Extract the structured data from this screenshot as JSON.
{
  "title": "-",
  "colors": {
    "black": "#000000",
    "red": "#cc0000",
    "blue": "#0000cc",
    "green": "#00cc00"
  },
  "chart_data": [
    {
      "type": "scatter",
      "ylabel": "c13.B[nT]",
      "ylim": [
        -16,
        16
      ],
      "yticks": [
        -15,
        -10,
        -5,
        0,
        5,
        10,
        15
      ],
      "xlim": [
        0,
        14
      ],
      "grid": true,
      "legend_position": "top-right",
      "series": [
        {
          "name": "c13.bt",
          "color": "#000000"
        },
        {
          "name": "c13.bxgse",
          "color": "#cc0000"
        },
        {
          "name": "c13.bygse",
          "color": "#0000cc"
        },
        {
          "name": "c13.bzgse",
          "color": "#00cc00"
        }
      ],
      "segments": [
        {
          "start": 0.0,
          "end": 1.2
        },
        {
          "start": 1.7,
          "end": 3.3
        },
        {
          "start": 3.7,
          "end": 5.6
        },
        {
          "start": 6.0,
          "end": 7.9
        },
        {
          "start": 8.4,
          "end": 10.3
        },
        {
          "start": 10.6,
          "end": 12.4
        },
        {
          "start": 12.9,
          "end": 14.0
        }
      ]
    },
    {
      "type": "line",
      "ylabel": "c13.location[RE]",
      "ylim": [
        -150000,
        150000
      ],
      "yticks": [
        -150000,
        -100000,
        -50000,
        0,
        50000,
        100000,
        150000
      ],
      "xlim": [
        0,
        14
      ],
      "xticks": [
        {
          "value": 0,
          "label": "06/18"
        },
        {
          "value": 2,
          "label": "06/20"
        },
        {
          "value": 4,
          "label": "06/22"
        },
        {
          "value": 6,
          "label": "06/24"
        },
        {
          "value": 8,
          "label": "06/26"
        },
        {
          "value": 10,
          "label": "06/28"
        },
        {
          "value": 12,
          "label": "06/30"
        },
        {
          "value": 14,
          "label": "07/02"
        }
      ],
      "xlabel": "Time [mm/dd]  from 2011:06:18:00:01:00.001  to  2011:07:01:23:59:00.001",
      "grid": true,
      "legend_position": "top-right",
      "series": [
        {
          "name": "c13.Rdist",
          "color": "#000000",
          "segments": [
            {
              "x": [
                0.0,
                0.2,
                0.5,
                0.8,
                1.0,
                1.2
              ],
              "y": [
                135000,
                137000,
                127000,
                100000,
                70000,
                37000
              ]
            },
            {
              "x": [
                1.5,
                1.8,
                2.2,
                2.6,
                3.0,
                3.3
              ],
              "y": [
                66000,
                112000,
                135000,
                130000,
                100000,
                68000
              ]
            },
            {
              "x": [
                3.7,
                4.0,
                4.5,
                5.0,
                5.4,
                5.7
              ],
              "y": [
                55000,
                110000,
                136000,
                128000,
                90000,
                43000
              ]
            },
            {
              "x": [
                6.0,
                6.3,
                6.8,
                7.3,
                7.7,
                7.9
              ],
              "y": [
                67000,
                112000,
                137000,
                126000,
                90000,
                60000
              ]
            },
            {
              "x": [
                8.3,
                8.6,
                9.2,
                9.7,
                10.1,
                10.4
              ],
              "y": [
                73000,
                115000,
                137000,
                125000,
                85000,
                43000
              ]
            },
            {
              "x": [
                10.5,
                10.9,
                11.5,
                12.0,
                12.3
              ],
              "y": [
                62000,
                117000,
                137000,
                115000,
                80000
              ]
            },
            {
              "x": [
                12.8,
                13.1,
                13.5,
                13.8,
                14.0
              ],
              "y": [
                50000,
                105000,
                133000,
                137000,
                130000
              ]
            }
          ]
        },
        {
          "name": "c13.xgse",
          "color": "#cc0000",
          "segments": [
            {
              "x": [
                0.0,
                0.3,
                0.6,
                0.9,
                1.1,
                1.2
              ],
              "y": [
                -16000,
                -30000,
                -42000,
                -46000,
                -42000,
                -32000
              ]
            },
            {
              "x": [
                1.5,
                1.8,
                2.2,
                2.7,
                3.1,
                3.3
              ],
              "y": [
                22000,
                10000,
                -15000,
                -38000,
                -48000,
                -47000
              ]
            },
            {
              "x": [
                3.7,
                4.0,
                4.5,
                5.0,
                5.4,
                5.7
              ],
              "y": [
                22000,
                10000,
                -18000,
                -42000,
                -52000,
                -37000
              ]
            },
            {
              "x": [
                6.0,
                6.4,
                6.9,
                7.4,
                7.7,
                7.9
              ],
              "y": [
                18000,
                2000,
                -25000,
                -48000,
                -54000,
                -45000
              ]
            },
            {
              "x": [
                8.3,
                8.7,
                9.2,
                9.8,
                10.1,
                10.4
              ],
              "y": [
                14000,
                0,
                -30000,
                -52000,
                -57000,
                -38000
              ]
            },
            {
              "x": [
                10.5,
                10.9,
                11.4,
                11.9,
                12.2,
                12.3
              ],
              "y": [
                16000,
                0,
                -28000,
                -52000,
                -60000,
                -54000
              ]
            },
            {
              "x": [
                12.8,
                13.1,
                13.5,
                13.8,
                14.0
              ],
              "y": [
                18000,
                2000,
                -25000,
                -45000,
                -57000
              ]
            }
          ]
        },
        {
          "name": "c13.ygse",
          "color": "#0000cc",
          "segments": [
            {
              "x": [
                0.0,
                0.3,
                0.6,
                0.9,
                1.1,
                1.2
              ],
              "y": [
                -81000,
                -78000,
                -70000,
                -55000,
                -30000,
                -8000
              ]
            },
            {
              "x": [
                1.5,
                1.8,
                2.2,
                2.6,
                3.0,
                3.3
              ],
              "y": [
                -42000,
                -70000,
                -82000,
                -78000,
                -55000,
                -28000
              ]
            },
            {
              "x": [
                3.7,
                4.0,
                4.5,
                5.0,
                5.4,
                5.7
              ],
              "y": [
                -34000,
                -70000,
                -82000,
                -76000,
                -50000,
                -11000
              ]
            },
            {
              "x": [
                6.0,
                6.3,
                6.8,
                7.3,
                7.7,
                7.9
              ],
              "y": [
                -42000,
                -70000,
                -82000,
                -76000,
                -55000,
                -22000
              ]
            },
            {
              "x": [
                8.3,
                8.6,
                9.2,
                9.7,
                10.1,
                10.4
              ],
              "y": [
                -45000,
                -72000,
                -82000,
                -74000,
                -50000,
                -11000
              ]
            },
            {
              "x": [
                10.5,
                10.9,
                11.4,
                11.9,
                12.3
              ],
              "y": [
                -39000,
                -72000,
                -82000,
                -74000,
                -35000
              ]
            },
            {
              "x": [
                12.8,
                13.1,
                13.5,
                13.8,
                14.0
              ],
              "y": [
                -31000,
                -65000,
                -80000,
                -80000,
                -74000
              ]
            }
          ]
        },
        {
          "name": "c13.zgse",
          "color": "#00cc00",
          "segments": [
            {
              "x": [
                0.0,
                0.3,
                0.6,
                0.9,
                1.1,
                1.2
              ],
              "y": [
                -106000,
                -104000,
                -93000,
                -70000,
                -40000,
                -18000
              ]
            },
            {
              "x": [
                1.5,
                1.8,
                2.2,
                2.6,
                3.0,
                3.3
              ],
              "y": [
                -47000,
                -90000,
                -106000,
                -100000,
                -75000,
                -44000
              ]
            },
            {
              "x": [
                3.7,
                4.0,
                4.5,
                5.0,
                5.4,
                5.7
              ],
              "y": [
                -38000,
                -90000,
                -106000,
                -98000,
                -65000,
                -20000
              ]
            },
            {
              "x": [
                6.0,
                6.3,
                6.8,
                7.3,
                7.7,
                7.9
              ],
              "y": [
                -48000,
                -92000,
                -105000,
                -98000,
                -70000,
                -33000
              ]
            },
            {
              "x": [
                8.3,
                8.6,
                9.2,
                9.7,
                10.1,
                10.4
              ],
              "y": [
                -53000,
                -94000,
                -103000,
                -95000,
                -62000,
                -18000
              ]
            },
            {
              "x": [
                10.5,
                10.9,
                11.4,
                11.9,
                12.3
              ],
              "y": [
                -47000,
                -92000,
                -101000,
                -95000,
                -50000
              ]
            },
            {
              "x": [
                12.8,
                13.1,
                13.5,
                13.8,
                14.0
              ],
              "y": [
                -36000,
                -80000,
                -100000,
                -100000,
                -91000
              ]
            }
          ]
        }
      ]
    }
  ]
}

______________________________

Gather each line of the listing that holds the string "value".

» COMPLETED EXERCISE:
          "value": 0,
          "value": 2,
          "value": 4,
          "value": 6,
          "value": 8,
          "value": 10,
          "value": 12,
          "value": 14,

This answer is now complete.